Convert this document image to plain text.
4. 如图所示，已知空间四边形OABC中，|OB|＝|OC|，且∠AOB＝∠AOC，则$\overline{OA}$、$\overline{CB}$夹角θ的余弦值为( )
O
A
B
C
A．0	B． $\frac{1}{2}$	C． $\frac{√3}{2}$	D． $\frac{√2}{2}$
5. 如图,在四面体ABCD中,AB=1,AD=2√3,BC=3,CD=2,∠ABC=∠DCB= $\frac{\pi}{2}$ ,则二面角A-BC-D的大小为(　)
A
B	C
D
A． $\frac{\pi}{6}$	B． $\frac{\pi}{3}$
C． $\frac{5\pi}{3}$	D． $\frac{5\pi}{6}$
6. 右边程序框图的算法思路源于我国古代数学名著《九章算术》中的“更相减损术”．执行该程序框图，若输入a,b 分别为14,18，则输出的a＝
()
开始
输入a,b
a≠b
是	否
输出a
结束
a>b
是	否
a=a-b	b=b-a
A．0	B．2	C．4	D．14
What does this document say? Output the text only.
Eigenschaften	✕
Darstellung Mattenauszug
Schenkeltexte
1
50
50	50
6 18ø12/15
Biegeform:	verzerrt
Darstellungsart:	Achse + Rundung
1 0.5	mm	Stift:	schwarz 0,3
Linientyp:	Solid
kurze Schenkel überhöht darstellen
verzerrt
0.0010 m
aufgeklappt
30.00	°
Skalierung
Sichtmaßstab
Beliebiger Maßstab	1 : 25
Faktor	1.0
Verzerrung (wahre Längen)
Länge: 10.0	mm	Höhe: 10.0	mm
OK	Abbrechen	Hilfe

══════

# Exercise requirements
Return all the lines that contain the string "this".

# Exercise response
Convert this document image to plain text.
What does this document say? Output the text only.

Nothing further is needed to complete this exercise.